## What you need to do
The records that follow are to be repeated without alteration.

## Provided data

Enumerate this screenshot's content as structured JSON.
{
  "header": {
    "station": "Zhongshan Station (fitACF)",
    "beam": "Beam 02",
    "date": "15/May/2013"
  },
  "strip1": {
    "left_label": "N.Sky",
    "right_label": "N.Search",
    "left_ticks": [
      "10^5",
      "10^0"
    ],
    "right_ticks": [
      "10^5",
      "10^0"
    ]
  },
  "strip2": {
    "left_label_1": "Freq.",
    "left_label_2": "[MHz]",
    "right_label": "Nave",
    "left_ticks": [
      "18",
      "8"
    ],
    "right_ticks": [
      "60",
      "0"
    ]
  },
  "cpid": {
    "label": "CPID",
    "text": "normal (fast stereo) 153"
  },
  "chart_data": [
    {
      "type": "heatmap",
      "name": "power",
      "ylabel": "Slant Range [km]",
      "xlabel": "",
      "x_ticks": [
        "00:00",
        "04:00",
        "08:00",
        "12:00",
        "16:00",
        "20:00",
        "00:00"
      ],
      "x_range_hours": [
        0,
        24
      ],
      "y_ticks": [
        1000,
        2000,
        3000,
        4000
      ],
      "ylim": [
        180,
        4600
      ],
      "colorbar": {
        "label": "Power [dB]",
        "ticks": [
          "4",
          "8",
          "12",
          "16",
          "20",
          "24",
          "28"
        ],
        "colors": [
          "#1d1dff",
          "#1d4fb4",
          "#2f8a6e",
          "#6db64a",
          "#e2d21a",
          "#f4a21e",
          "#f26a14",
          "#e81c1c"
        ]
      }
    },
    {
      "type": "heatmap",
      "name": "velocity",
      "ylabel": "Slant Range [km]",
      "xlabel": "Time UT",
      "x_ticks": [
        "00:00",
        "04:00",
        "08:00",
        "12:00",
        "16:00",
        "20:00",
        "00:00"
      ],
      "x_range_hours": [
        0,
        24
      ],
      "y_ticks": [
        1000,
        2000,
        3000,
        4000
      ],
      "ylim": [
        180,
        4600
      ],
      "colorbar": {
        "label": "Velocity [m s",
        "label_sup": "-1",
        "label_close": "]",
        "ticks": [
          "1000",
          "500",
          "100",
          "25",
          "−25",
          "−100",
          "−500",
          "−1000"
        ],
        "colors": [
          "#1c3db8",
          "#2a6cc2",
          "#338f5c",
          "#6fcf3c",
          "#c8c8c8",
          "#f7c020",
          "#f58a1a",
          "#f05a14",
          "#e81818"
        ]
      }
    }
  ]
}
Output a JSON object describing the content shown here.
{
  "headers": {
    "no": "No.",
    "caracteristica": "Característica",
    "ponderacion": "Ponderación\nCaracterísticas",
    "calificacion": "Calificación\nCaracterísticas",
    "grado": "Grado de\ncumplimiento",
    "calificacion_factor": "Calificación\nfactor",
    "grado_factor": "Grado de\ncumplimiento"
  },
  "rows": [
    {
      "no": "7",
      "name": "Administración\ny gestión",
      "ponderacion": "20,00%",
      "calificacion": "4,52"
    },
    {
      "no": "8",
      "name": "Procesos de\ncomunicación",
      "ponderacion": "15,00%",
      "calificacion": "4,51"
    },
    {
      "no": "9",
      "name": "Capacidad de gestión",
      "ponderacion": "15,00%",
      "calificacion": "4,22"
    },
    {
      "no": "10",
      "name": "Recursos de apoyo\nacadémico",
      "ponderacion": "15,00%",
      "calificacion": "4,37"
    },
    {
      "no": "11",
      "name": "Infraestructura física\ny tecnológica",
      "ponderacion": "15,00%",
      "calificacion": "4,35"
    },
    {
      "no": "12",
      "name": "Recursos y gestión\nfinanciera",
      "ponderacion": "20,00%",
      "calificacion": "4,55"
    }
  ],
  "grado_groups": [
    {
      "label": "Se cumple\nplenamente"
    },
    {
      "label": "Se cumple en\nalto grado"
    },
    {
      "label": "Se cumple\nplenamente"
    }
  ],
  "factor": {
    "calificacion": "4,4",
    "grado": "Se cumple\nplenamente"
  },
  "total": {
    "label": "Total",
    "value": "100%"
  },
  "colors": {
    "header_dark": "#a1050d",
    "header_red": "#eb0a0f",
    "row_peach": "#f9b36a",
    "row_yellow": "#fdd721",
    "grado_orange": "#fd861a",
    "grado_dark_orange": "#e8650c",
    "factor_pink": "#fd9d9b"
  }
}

## Worked solution
Enumerate this screenshot's content as structured JSON.
{
  "header": {
    "station": "Zhongshan Station (fitACF)",
    "beam": "Beam 02",
    "date": "15/May/2013"
  },
  "strip1": {
    "left_label": "N.Sky",
    "right_label": "N.Search",
    "left_ticks": [
      "10^5",
      "10^0"
    ],
    "right_ticks": [
      "10^5",
      "10^0"
    ]
  },
  "strip2": {
    "left_label_1": "Freq.",
    "left_label_2": "[MHz]",
    "right_label": "Nave",
    "left_ticks": [
      "18",
      "8"
    ],
    "right_ticks": [
      "60",
      "0"
    ]
  },
  "cpid": {
    "label": "CPID",
    "text": "normal (fast stereo) 153"
  },
  "chart_data": [
    {
      "type": "heatmap",
      "name": "power",
      "ylabel": "Slant Range [km]",
      "xlabel": "",
      "x_ticks": [
        "00:00",
        "04:00",
        "08:00",
        "12:00",
        "16:00",
        "20:00",
        "00:00"
      ],
      "x_range_hours": [
        0,
        24
      ],
      "y_ticks": [
        1000,
        2000,
        3000,
        4000
      ],
      "ylim": [
        180,
        4600
      ],
      "colorbar": {
        "label": "Power [dB]",
        "ticks": [
          "4",
          "8",
          "12",
          "16",
          "20",
          "24",
          "28"
        ],
        "colors": [
          "#1d1dff",
          "#1d4fb4",
          "#2f8a6e",
          "#6db64a",
          "#e2d21a",
          "#f4a21e",
          "#f26a14",
          "#e81c1c"
        ]
      }
    },
    {
      "type": "heatmap",
      "name": "velocity",
      "ylabel": "Slant Range [km]",
      "xlabel": "Time UT",
      "x_ticks": [
        "00:00",
        "04:00",
        "08:00",
        "12:00",
        "16:00",
        "20:00",
        "00:00"
      ],
      "x_range_hours": [
        0,
        24
      ],
      "y_ticks": [
        1000,
        2000,
        3000,
        4000
      ],
      "ylim": [
        180,
        4600
      ],
      "colorbar": {
        "label": "Velocity [m s",
        "label_sup": "-1",
        "label_close": "]",
        "ticks": [
          "1000",
          "500",
          "100",
          "25",
          "−25",
          "−100",
          "−500",
          "−1000"
        ],
        "colors": [
          "#1c3db8",
          "#2a6cc2",
          "#338f5c",
          "#6fcf3c",
          "#c8c8c8",
          "#f7c020",
          "#f58a1a",
          "#f05a14",
          "#e81818"
        ]
      }
    }
  ]
}
Output a JSON object describing the content shown here.
{
  "headers": {
    "no": "No.",
    "caracteristica": "Característica",
    "ponderacion": "Ponderación\nCaracterísticas",
    "calificacion": "Calificación\nCaracterísticas",
    "grado": "Grado de\ncumplimiento",
    "calificacion_factor": "Calificación\nfactor",
    "grado_factor": "Grado de\ncumplimiento"
  },
  "rows": [
    {
      "no": "7",
      "name": "Administración\ny gestión",
      "ponderacion": "20,00%",
      "calificacion": "4,52"
    },
    {
      "no": "8",
      "name": "Procesos de\ncomunicación",
      "ponderacion": "15,00%",
      "calificacion": "4,51"
    },
    {
      "no": "9",
      "name": "Capacidad de gestión",
      "ponderacion": "15,00%",
      "calificacion": "4,22"
    },
    {
      "no": "10",
      "name": "Recursos de apoyo\nacadémico",
      "ponderacion": "15,00%",
      "calificacion": "4,37"
    },
    {
      "no": "11",
      "name": "Infraestructura física\ny tecnológica",
      "ponderacion": "15,00%",
      "calificacion": "4,35"
    },
    {
      "no": "12",
      "name": "Recursos y gestión\nfinanciera",
      "ponderacion": "20,00%",
      "calificacion": "4,55"
    }
  ],
  "grado_groups": [
    {
      "label": "Se cumple\nplenamente"
    },
    {
      "label": "Se cumple en\nalto grado"
    },
    {
      "label": "Se cumple\nplenamente"
    }
  ],
  "factor": {
    "calificacion": "4,4",
    "grado": "Se cumple\nplenamente"
  },
  "total": {
    "label": "Total",
    "value": "100%"
  },
  "colors": {
    "header_dark": "#a1050d",
    "header_red": "#eb0a0f",
    "row_peach": "#f9b36a",
    "row_yellow": "#fdd721",
    "grado_orange": "#fd861a",
    "grado_dark_orange": "#e8650c",
    "factor_pink": "#fd9d9b"
  }
}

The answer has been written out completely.